## Task brief
Count the lines in the listing below that contain the string "field". Give only the number.

## Record list

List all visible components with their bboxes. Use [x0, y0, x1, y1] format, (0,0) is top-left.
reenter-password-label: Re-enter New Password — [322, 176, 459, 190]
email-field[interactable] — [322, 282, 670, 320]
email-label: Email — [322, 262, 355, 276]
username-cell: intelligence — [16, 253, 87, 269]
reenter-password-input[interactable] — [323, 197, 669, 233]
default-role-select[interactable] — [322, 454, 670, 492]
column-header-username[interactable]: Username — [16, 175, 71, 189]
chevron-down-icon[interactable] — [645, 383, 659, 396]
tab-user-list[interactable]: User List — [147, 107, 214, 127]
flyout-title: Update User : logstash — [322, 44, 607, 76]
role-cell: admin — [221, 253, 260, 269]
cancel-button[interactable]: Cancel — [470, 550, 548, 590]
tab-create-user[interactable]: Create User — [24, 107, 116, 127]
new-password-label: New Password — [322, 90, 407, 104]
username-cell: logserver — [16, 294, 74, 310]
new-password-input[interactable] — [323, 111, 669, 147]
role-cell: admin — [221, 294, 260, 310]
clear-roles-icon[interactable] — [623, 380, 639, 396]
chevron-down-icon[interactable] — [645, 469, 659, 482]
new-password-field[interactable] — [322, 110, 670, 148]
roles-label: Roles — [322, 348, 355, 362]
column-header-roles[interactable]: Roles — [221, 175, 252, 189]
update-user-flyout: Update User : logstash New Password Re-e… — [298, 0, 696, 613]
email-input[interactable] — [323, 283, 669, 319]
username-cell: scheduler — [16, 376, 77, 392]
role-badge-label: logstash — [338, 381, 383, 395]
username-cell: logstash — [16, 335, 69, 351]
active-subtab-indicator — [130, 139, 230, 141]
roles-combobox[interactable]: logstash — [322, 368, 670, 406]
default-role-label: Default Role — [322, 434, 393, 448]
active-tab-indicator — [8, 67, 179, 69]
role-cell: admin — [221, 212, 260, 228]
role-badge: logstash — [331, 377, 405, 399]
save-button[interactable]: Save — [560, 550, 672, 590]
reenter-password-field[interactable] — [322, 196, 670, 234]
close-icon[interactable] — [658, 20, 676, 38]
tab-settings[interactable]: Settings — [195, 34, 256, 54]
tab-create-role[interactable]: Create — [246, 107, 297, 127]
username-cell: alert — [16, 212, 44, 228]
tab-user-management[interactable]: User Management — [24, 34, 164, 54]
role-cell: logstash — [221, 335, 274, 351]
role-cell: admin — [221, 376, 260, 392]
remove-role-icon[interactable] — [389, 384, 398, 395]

## Result
3